* [Records for processing]
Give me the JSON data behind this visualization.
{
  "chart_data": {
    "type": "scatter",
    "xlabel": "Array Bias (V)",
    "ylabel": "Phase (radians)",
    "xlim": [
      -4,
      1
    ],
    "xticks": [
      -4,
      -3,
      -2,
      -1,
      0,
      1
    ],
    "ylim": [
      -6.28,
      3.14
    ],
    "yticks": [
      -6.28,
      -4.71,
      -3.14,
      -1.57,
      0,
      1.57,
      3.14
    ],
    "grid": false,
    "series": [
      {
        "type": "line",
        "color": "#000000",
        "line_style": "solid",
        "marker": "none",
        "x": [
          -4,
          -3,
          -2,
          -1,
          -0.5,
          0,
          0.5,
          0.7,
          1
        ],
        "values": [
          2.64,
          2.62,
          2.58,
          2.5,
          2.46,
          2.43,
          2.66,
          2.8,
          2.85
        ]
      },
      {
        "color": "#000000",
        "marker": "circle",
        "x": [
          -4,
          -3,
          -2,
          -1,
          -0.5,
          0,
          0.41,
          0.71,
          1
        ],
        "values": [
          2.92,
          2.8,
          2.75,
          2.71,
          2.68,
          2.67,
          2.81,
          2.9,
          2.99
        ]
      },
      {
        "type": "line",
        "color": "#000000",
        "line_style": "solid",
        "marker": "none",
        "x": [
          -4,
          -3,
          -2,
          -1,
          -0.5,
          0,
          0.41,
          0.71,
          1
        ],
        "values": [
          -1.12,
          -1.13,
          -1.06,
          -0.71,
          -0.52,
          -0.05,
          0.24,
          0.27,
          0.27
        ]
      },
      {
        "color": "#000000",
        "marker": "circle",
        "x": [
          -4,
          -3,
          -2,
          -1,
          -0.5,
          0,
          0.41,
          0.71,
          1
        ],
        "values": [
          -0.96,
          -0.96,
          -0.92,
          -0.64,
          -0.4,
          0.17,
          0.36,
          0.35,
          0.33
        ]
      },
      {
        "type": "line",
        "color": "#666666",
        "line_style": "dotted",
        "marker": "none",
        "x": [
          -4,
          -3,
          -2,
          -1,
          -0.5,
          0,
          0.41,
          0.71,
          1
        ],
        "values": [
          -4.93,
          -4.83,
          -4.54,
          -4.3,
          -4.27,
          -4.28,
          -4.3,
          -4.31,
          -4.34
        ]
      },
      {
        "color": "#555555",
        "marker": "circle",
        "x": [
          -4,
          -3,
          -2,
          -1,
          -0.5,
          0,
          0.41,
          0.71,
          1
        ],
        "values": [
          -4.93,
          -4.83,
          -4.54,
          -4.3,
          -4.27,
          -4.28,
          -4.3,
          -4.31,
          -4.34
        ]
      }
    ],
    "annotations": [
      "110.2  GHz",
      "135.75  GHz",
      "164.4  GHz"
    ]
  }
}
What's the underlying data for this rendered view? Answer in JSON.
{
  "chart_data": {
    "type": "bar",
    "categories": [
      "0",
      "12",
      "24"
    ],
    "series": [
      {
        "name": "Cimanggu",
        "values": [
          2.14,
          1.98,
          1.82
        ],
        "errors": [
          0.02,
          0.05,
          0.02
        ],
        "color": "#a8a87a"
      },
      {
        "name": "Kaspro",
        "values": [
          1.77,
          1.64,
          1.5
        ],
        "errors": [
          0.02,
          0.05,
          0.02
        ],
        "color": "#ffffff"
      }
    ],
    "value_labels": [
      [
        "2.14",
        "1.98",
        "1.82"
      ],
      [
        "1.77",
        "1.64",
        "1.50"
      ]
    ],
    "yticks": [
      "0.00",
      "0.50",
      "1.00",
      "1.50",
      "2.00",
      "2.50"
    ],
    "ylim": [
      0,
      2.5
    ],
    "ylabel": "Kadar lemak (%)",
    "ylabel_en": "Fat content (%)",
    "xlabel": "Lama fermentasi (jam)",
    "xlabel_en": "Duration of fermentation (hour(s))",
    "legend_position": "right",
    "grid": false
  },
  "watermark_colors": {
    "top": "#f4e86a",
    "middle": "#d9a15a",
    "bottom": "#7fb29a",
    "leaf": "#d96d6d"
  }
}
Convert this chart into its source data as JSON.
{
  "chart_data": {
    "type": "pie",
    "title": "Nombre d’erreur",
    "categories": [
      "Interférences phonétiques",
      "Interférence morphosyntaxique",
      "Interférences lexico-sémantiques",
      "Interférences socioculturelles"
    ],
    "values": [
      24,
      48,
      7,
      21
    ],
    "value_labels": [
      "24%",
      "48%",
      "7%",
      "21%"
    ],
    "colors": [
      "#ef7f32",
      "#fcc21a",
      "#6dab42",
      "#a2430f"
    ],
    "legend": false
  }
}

* [Exercise]
Transcribe the records above exactly, but only from the line that contains "Convert this chart" through their final line, inclusive.

* [Complete response]
Convert this chart into its source data as JSON.
{
  "chart_data": {
    "type": "pie",
    "title": "Nombre d’erreur",
    "categories": [
      "Interférences phonétiques",
      "Interférence morphosyntaxique",
      "Interférences lexico-sémantiques",
      "Interférences socioculturelles"
    ],
    "values": [
      24,
      48,
      7,
      21
    ],
    "value_labels": [
      "24%",
      "48%",
      "7%",
      "21%"
    ],
    "colors": [
      "#ef7f32",
      "#fcc21a",
      "#6dab42",
      "#a2430f"
    ],
    "legend": false
  }
}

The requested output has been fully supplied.